# Yapılacak iş
Hrant Dink yazısında yazar bu cinayeti, başka her şeyden önce, ne tür bir cinayet olarak nitelendiriyor?
━━━━━ Seçilen metin
İçeriğe geçmek için "Enter"a basın

Hrant Dink’i öldürdük

 
İsmet Berkan

Eşim telefonda hıçkıra hıçkıra ağlarken sordu: “Neden öldürdüler?” Zaten boğazım düğümlenmiş, “Neden olacak” dedim güçlükle, “Ermeni olduğu için.”
Haberi aldığımdan beri beynimden vurulmuş gibiyim. Hrant’la birlikte bir parçam öldü, hepimizin bir parçası öldü.
Altın kalpli bir insandı Hrant. Abarttığımı sanmayın, sahiden kalbi altındandı. Ama bizde hiç eksik olmayan o eli kanlı katiller için çok büyük bir suçu vardı: Ermeniydi.
Bin tane laf söyleyen, işi ‘karanlık güçler’e, ‘dış mihraklar’a havale etmek isteyenler çıkacaktır, zaten çıktı bile. Hiçbirine bakmayın, Hrant’ı önce Ermeni olduğu için, sonra da yerleşik düşünceden farklı düşünmeye, konuşmaya, yazmaya çizmeye cesareti olduğu için öldürdüler. Bu ırkçı bir cinayettir, başka her şeyden önce.
Eskiden böyle cinayetlerde aklıma hemen ‘derin devlet’ gelirdi, artık gelmiyor. Gelmiyor, çünkü Türkiye’deki milliyetçi havayı yaratanlar öyle bir canavarı beslediler ki, artık sokakta derin devletin yeterince milliyetçi olmadığını düşünüp durumdan vazife çıkarmaya hevesli bir sürü ‘Kurtlar Vadisi’ çocuğu var.
━━━━━━━━━━
━━━━━ Veri listesi
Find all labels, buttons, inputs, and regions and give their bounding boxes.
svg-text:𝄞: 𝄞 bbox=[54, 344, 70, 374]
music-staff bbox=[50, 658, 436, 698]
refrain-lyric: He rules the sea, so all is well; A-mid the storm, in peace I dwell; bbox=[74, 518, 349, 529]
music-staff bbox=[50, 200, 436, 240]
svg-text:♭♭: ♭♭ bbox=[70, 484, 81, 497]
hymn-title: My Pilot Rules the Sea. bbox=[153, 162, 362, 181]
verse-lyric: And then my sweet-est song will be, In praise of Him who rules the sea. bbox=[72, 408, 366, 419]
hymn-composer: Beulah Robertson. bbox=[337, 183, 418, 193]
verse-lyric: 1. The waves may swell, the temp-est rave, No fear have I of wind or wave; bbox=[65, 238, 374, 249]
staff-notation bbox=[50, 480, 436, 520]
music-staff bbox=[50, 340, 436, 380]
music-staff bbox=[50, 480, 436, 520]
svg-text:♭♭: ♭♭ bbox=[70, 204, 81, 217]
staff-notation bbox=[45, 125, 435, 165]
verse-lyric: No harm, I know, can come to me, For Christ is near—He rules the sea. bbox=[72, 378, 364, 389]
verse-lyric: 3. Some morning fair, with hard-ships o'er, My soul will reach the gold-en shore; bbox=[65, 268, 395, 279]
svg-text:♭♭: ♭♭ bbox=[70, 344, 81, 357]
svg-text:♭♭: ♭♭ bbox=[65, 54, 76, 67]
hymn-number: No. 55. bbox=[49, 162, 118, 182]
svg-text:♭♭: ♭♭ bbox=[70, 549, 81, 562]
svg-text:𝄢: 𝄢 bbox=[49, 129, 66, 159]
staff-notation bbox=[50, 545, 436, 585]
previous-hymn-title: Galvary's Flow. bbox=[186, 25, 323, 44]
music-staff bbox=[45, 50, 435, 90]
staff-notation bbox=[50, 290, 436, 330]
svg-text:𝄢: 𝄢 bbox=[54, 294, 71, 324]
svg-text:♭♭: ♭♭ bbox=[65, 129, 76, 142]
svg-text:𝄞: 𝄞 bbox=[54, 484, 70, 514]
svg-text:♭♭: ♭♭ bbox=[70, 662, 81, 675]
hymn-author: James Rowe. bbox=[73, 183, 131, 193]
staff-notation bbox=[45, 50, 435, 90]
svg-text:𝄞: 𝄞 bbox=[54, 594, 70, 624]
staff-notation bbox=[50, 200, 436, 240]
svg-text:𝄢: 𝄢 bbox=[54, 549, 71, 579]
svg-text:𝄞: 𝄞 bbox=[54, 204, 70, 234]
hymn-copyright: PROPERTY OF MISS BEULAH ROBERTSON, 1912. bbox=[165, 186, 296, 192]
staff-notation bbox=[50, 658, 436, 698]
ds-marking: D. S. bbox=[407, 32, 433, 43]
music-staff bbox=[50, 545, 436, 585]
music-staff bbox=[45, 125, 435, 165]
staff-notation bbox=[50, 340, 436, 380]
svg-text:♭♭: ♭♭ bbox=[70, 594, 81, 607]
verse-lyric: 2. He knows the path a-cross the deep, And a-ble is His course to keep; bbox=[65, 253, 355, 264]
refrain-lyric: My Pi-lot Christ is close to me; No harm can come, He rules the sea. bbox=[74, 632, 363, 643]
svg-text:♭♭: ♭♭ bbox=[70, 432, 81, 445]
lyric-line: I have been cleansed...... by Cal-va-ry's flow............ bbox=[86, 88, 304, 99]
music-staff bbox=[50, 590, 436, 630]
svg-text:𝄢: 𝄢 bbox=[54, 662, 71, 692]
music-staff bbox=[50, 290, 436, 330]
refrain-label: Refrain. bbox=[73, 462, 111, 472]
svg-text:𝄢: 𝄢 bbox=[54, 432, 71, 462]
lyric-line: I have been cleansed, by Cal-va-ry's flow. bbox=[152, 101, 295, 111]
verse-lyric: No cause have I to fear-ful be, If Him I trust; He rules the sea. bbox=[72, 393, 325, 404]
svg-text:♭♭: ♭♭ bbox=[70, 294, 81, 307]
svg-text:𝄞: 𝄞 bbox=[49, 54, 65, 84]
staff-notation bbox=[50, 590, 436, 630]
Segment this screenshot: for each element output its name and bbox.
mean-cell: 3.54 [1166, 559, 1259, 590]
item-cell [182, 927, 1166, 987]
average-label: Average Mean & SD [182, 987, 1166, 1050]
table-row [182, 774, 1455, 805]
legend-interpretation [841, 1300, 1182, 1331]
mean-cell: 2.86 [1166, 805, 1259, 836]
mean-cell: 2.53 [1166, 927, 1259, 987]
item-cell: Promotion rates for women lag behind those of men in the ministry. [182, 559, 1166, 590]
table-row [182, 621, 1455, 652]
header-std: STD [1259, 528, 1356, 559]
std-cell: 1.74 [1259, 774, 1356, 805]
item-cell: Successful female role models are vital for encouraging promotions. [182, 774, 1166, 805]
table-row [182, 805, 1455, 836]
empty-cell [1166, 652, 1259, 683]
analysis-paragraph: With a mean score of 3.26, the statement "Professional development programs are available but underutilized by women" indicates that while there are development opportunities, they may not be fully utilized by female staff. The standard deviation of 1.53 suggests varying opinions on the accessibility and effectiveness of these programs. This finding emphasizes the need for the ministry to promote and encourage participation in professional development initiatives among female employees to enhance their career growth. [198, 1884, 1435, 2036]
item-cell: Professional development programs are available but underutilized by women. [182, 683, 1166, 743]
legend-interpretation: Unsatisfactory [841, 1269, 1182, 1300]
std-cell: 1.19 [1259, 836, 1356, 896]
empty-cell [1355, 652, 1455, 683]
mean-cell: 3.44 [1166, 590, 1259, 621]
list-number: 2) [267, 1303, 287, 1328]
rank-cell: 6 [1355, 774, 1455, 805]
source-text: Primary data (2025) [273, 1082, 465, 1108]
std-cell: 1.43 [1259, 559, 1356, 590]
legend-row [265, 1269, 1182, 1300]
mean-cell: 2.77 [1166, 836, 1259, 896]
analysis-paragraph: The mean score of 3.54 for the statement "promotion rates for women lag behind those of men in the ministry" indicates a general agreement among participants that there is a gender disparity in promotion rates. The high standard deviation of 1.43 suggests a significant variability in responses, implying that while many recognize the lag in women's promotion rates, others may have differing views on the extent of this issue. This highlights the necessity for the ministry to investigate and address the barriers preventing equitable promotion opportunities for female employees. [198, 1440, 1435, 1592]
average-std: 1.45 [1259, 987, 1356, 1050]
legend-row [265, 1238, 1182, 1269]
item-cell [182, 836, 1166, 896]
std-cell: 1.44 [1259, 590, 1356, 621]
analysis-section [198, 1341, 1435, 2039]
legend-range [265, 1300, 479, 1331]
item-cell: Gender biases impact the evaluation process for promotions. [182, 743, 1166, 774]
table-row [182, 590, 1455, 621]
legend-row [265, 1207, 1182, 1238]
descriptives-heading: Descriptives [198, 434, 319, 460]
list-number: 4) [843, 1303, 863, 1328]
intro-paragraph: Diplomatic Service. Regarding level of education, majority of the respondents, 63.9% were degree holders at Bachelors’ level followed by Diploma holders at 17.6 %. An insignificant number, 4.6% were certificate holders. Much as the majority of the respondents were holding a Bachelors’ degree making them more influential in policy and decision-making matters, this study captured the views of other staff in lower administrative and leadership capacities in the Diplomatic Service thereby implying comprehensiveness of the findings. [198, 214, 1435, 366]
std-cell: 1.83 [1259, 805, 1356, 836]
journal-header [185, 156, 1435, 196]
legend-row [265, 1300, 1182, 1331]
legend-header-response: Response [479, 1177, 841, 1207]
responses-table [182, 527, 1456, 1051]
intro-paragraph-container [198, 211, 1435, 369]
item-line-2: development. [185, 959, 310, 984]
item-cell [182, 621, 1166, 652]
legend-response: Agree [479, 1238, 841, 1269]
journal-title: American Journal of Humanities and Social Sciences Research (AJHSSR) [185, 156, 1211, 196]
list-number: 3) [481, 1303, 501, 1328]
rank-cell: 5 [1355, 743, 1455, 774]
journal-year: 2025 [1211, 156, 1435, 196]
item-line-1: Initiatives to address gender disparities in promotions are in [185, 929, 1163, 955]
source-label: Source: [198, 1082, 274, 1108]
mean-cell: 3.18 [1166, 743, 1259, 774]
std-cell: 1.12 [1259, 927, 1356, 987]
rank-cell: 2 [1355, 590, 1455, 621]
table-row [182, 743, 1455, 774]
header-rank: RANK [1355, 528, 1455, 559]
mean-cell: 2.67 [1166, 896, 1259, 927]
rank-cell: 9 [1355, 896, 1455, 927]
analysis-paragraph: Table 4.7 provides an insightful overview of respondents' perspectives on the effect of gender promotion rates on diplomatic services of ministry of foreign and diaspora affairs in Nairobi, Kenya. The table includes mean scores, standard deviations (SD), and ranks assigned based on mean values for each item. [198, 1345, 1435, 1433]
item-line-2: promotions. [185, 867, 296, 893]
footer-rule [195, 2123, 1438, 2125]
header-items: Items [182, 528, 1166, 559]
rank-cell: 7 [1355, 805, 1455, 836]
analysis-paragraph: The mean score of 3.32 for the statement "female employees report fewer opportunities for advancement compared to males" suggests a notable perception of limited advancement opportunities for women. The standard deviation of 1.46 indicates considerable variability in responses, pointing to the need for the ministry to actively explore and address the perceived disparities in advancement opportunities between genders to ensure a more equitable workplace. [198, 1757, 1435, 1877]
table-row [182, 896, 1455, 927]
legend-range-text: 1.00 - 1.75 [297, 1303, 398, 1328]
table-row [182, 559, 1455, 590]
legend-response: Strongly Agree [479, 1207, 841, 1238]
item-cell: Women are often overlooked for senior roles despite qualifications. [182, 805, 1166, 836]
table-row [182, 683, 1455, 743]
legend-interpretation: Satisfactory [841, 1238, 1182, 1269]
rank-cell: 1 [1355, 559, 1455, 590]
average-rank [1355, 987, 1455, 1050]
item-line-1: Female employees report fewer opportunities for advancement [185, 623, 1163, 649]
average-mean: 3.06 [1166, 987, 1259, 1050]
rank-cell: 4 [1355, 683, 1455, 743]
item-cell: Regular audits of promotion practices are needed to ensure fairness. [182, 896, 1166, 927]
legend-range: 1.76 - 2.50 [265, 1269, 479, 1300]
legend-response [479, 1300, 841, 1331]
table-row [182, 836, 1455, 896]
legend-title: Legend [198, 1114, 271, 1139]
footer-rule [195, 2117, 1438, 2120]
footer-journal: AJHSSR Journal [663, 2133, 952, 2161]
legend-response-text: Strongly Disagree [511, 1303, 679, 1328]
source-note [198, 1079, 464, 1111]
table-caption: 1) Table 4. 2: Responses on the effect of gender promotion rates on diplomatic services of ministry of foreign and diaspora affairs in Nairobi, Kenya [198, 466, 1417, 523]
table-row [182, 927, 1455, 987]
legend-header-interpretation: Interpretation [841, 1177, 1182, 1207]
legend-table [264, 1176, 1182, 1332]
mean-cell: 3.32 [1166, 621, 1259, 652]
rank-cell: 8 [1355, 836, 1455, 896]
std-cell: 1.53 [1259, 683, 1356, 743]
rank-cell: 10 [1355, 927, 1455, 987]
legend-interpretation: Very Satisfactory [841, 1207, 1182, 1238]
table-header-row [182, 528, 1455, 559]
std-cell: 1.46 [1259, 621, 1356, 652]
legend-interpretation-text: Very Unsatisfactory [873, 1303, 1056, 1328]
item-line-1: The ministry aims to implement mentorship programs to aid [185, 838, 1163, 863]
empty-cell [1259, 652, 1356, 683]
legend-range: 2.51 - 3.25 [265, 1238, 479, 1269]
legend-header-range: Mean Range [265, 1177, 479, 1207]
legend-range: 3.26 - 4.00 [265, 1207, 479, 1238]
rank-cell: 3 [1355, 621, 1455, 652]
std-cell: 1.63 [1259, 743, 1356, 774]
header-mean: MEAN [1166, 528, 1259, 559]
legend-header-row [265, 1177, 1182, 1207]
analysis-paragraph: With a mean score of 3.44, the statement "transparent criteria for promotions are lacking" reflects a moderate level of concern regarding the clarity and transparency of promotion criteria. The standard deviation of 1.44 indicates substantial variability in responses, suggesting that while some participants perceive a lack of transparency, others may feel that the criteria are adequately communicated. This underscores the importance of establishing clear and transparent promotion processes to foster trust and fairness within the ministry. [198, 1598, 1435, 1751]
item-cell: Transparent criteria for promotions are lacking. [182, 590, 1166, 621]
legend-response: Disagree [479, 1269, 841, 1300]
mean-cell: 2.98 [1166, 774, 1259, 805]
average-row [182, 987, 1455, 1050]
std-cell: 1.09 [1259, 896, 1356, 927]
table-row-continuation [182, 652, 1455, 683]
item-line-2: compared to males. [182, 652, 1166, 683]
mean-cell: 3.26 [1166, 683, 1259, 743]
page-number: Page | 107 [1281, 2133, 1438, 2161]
━━━━━━━━━━
# Alıştırma cevabı
Irkçı bir cinayet olarak.